> INSTRUCTIONS TO FOLLOW: Output all the data exactly. Pictures do not belong in the copy.

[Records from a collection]
..........

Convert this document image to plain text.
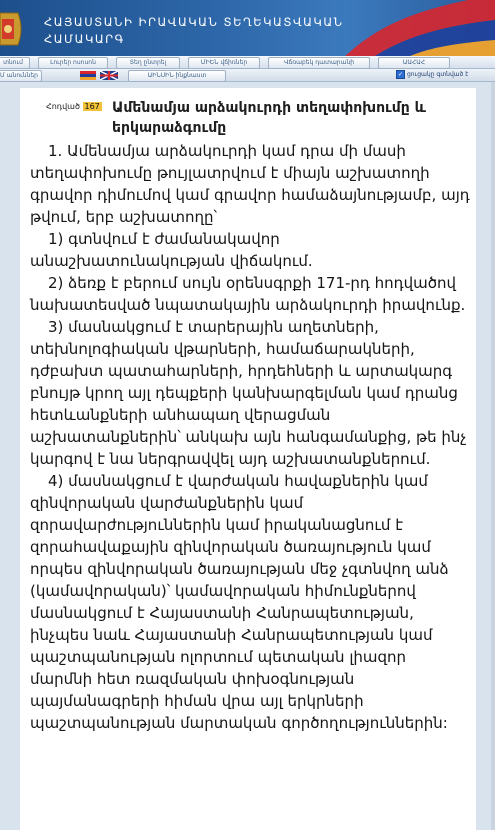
ՀԱՅԱՍՏԱՆԻ ԻՐԱՎԱԿԱՆ ՏԵՂԵԿԱՏՎԱԿԱՆ
ՀԱՄԱԿԱՐԳ
տնում	Լուրեր ոսոսոն	Տեղ ընտրել	ՄԻԵՆ վճիռներ	Վճռաբեկ դատարանի	ԱԱՀԱՀ
Մ անուններ	ԱԻՆՍԻՆ ինքնաստ	✓ ցուցակը գտնված է
Հոդված 167 Ամենամյա արձակուրդի տեղափոխումը և երկարաձգումը

1. Ամենամյա արձակուրդի կամ դրա մի մասի տեղափոխումը թույլատրվում է միայն աշխատողի գրավոր դիմումով կամ գրավոր համաձայնությամբ, այդ թվում, երբ աշխատողը՝

1) գտնվում է ժամանակավոր անաշխատունակության վիճակում.

2) ձեռք է բերում սույն օրենսգրքի 171-րդ հոդվածով նախատեսված նպատակային արձակուրդի իրավունք.

3) մասնակցում է տարերային աղետների, տեխնոլոգիական վթարների, համաճարակների, դժբախտ պատահարների, հրդեհների և արտակարգ բնույթ կրող այլ դեպքերի կանխարգելման կամ դրանց հետևանքների անհապաղ վերացման աշխատանքներին՝ անկախ այն հանգամանքից, թե ինչ կարգով է նա ներգրավվել այդ աշխատանքներում.

4) մասնակցում է վարժական հավաքներին կամ զինվորական վարժանքներին կամ զորավարժություններին կամ իրականացնում է զորահավաքային զինվորական ծառայություն կամ որպես զինվորական ծառայության մեջ չգտնվող անձ (կամավորական)՝ կամավորական հիմունքներով մասնակցում է Հայաստանի Հանրապետության, ինչպես նաև Հայաստանի Հանրապետության կամ պաշտպանության ոլորտում պետական լիազոր մարմնի հետ ռազմական փոխօգնության պայմանագրերի հիման վրա այլ երկրների պաշտպանության մարտական գործողություններին:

..........

> COMPLETE RESPONSE:
Convert this document image to plain text.
ՀԱՅԱՍՏԱՆԻ ԻՐԱՎԱԿԱՆ ՏԵՂԵԿԱՏՎԱԿԱՆ
ՀԱՄԱԿԱՐԳ
տնում	Լուրեր ոսոսոն	Տեղ ընտրել	ՄԻԵՆ վճիռներ	Վճռաբեկ դատարանի	ԱԱՀԱՀ
Մ անուններ	ԱԻՆՍԻՆ ինքնաստ	✓ ցուցակը գտնված է
Հոդված 167 Ամենամյա արձակուրդի տեղափոխումը և երկարաձգումը

1. Ամենամյա արձակուրդի կամ դրա մի մասի տեղափոխումը թույլատրվում է միայն աշխատողի գրավոր դիմումով կամ գրավոր համաձայնությամբ, այդ թվում, երբ աշխատողը՝

1) գտնվում է ժամանակավոր անաշխատունակության վիճակում.

2) ձեռք է բերում սույն օրենսգրքի 171-րդ հոդվածով նախատեսված նպատակային արձակուրդի իրավունք.

3) մասնակցում է տարերային աղետների, տեխնոլոգիական վթարների, համաճարակների, դժբախտ պատահարների, հրդեհների և արտակարգ բնույթ կրող այլ դեպքերի կանխարգելման կամ դրանց հետևանքների անհապաղ վերացման աշխատանքներին՝ անկախ այն հանգամանքից, թե ինչ կարգով է նա ներգրավվել այդ աշխատանքներում.

4) մասնակցում է վարժական հավաքներին կամ զինվորական վարժանքներին կամ զորավարժություններին կամ իրականացնում է զորահավաքային զինվորական ծառայություն կամ որպես զինվորական ծառայության մեջ չգտնվող անձ (կամավորական)՝ կամավորական հիմունքներով մասնակցում է Հայաստանի Հանրապետության, ինչպես նաև Հայաստանի Հանրապետության կամ պաշտպանության ոլորտում պետական լիազոր մարմնի հետ ռազմական փոխօգնության պայմանագրերի հիման վրա այլ երկրների պաշտպանության մարտական գործողություններին:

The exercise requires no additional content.